A run of records:
=======
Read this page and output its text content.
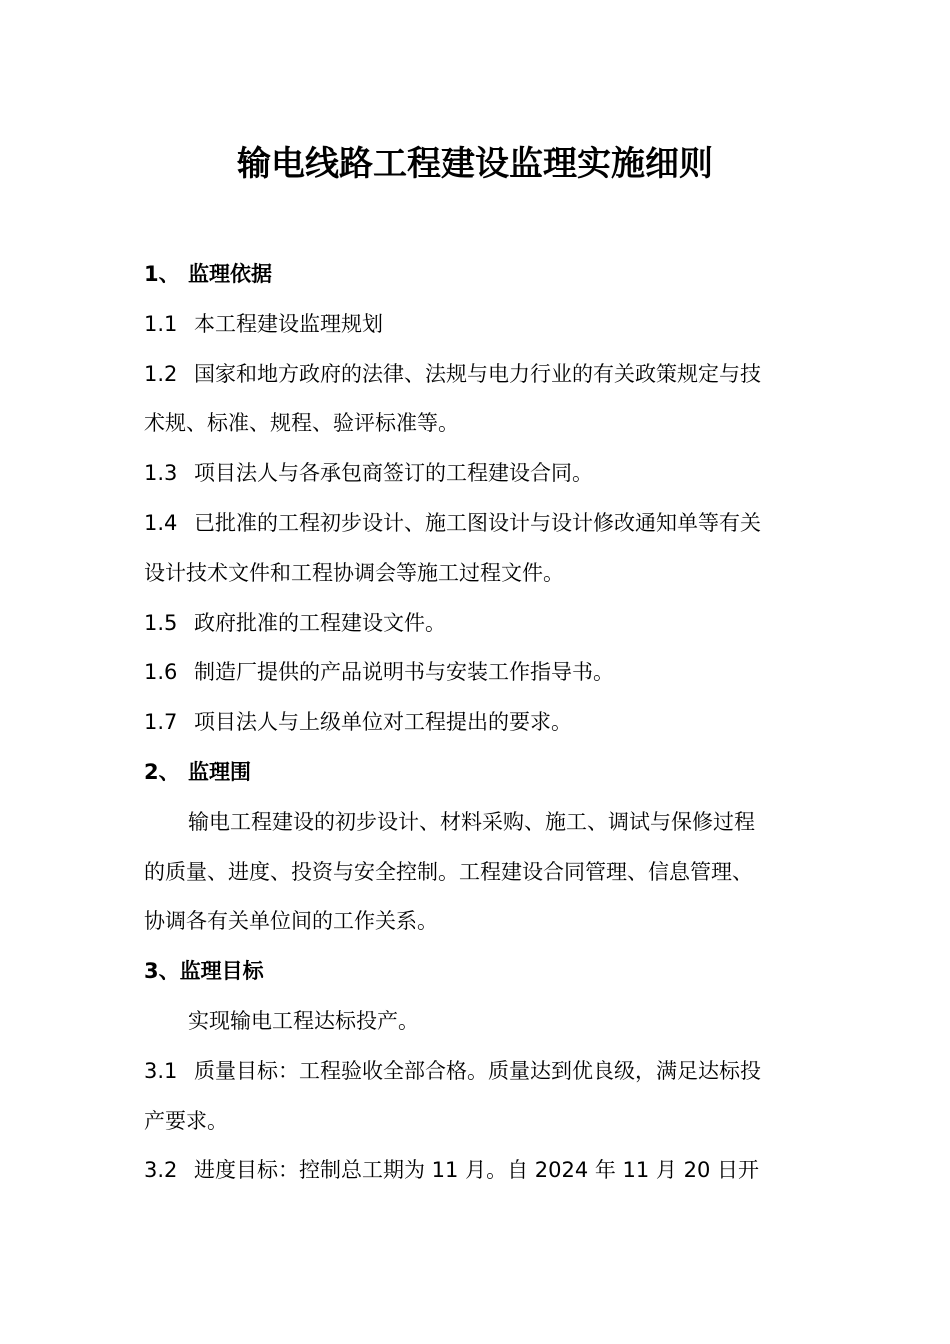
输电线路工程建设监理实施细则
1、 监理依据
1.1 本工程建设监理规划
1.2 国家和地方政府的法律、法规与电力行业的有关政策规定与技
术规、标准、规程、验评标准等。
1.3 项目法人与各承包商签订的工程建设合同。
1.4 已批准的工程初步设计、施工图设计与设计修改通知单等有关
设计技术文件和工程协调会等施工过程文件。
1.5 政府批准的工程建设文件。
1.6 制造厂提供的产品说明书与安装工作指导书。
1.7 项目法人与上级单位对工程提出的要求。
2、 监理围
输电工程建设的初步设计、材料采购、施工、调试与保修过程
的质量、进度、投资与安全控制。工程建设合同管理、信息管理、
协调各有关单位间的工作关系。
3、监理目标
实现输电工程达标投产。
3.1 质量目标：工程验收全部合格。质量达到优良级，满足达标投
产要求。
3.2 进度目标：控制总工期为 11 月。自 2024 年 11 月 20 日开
=======
# Objective
Retype the entries word for word. Omit any images.

# Exercise solution
Read this page and output its text content.
输电线路工程建设监理实施细则
1、 监理依据
1.1 本工程建设监理规划
1.2 国家和地方政府的法律、法规与电力行业的有关政策规定与技
术规、标准、规程、验评标准等。
1.3 项目法人与各承包商签订的工程建设合同。
1.4 已批准的工程初步设计、施工图设计与设计修改通知单等有关
设计技术文件和工程协调会等施工过程文件。
1.5 政府批准的工程建设文件。
1.6 制造厂提供的产品说明书与安装工作指导书。
1.7 项目法人与上级单位对工程提出的要求。
2、 监理围
输电工程建设的初步设计、材料采购、施工、调试与保修过程
的质量、进度、投资与安全控制。工程建设合同管理、信息管理、
协调各有关单位间的工作关系。
3、监理目标
实现输电工程达标投产。
3.1 质量目标：工程验收全部合格。质量达到优良级，满足达标投
产要求。
3.2 进度目标：控制总工期为 11 月。自 2024 年 11 月 20 日开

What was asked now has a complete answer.